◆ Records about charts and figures

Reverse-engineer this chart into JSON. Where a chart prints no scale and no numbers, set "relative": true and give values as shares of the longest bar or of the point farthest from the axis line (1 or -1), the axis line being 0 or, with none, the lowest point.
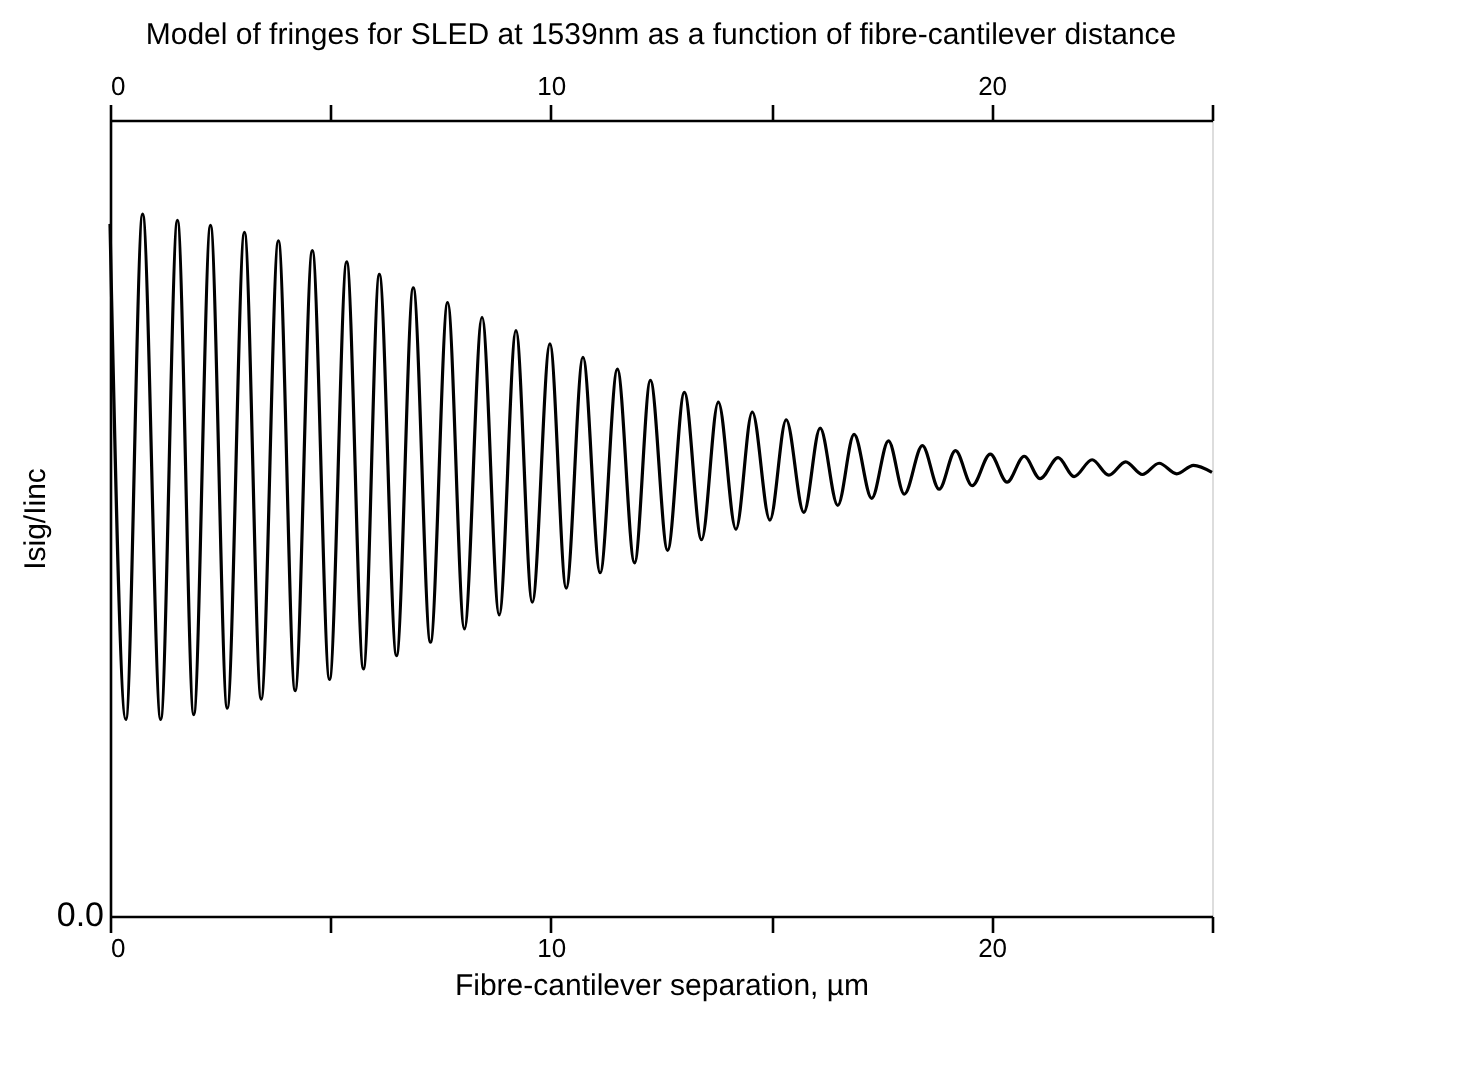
{
  "chart_data": {
    "type": "line",
    "title": "Model of fringes for SLED at 1539nm as a function of fibre-cantilever distance",
    "xlabel": "Fibre-cantilever separation, µm",
    "ylabel": "Isig/Iinc",
    "relative": true,
    "xlim": [
      0,
      25
    ],
    "xticks": [
      0,
      {
        "value": 5,
        "label": null
      },
      10,
      {
        "value": 15,
        "label": null
      },
      20,
      {
        "value": 25,
        "label": null
      }
    ],
    "x2lim": [
      0,
      25
    ],
    "x2ticks": [
      0,
      {
        "value": 5,
        "label": null
      },
      10,
      {
        "value": 15,
        "label": null
      },
      20,
      {
        "value": 25,
        "label": null
      }
    ],
    "annotations": [
      "0.0"
    ],
    "grid": false,
    "legend": false,
    "marker": "none",
    "line_style": "solid",
    "series": [
      {
        "color": "#000000",
        "x": [
          0,
          0.36,
          0.74,
          1.15,
          1.53,
          1.9,
          2.28,
          2.66,
          3.05,
          3.43,
          3.82,
          4.2,
          4.59,
          4.98,
          5.37,
          5.75,
          6.11,
          6.5,
          6.88,
          7.27,
          7.66,
          8.04,
          8.44,
          8.83,
          9.21,
          9.58,
          9.98,
          10.35,
          10.73,
          11.12,
          11.51,
          11.9,
          12.26,
          12.65,
          13.03,
          13.42,
          13.8,
          14.2,
          14.57,
          14.97,
          15.34,
          15.74,
          16.11,
          16.51,
          16.88,
          17.28,
          17.66,
          18.02,
          18.43,
          18.81,
          19.18,
          19.56,
          19.97,
          20.35,
          20.74,
          21.1,
          21.51,
          21.87,
          22.28,
          22.66,
          23.04,
          23.42,
          23.8,
          24.2,
          24.58,
          25.0
        ],
        "values": [
          0.986,
          0.28,
          1.0,
          0.28,
          0.991,
          0.287,
          0.984,
          0.296,
          0.974,
          0.309,
          0.962,
          0.321,
          0.948,
          0.337,
          0.932,
          0.352,
          0.914,
          0.371,
          0.895,
          0.39,
          0.874,
          0.409,
          0.853,
          0.429,
          0.834,
          0.447,
          0.815,
          0.467,
          0.796,
          0.489,
          0.779,
          0.503,
          0.763,
          0.521,
          0.746,
          0.536,
          0.732,
          0.551,
          0.718,
          0.564,
          0.707,
          0.575,
          0.695,
          0.585,
          0.686,
          0.595,
          0.677,
          0.601,
          0.67,
          0.608,
          0.663,
          0.613,
          0.658,
          0.618,
          0.655,
          0.623,
          0.653,
          0.626,
          0.65,
          0.628,
          0.647,
          0.629,
          0.645,
          0.63,
          0.642,
          0.632
        ]
      }
    ]
  }
}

◆ Exercise objective
Copy out all lines that carry the word "none".

◆ The reply
Reverse-engineer this chart into JSON. Where a chart prints no scale and no numbers, set "relative": true and give values as shares of the longest bar or of the point farthest from the axis line (1 or -1), the axis line being 0 or, with none, the lowest point.
    "marker": "none",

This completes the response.